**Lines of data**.
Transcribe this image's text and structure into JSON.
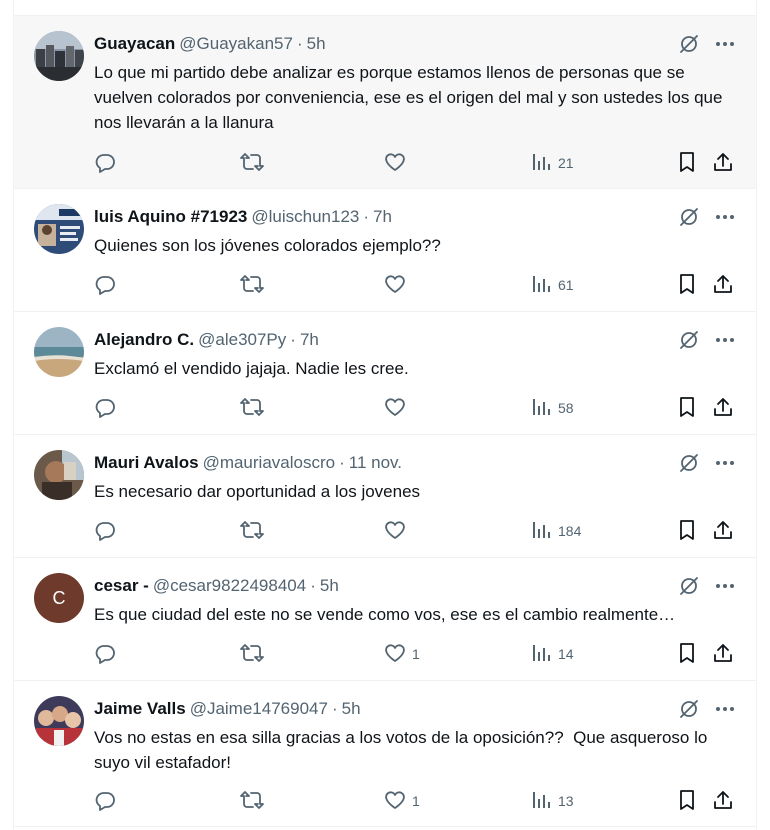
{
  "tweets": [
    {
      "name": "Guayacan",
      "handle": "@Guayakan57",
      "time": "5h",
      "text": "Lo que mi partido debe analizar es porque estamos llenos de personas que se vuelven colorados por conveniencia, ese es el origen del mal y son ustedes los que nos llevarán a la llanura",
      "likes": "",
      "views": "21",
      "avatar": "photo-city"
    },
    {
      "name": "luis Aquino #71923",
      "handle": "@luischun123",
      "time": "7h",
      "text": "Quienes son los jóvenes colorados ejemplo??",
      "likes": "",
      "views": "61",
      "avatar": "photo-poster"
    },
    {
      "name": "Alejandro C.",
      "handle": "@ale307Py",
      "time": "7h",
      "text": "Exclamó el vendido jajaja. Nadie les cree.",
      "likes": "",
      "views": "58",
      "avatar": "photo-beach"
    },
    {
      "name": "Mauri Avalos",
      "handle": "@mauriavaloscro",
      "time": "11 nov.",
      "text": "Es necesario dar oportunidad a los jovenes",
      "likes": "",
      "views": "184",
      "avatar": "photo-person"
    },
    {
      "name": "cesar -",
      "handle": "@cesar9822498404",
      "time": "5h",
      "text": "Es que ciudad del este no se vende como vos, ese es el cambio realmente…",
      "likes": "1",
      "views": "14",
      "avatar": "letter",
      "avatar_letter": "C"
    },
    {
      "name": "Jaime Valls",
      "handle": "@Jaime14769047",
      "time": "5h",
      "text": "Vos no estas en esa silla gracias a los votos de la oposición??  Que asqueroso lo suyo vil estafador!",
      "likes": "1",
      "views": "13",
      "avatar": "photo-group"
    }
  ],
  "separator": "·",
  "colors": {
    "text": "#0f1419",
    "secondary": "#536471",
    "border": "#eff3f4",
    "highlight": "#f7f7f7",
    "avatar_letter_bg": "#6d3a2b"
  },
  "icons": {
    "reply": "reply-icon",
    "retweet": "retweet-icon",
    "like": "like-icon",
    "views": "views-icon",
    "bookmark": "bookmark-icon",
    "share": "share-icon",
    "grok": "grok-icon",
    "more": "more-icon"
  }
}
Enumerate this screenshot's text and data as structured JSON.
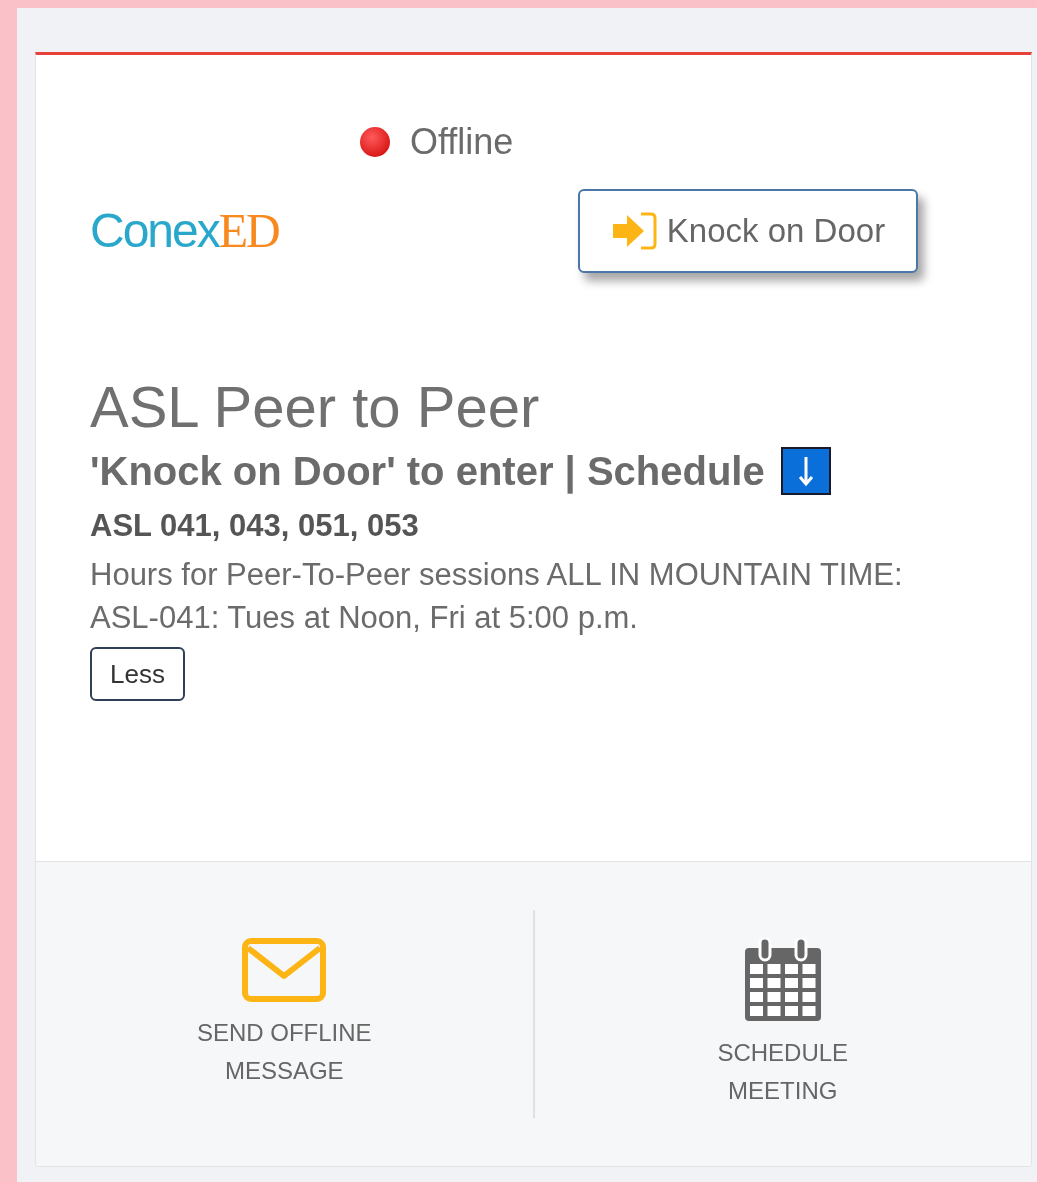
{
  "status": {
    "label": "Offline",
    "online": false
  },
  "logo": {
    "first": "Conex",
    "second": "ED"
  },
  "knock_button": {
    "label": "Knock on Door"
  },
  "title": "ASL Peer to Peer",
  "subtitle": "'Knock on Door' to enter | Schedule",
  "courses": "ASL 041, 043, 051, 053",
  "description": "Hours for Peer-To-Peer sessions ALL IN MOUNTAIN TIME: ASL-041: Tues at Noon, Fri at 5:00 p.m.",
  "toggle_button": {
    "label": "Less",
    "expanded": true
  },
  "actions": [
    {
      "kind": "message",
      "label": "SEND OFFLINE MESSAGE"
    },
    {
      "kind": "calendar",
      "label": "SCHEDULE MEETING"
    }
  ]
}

**WORK REQUIRED**.
Take the line containing "Enumerate this screenshot's" through the last line of the material and retype exactly those lines, both ends included, with no pictures.

**SOLUTION BELOW**.
Enumerate this screenshot's text and data as structured JSON.
{
  "status": {
    "label": "Offline",
    "online": false
  },
  "logo": {
    "first": "Conex",
    "second": "ED"
  },
  "knock_button": {
    "label": "Knock on Door"
  },
  "title": "ASL Peer to Peer",
  "subtitle": "'Knock on Door' to enter | Schedule",
  "courses": "ASL 041, 043, 051, 053",
  "description": "Hours for Peer-To-Peer sessions ALL IN MOUNTAIN TIME: ASL-041: Tues at Noon, Fri at 5:00 p.m.",
  "toggle_button": {
    "label": "Less",
    "expanded": true
  },
  "actions": [
    {
      "kind": "message",
      "label": "SEND OFFLINE MESSAGE"
    },
    {
      "kind": "calendar",
      "label": "SCHEDULE MEETING"
    }
  ]
}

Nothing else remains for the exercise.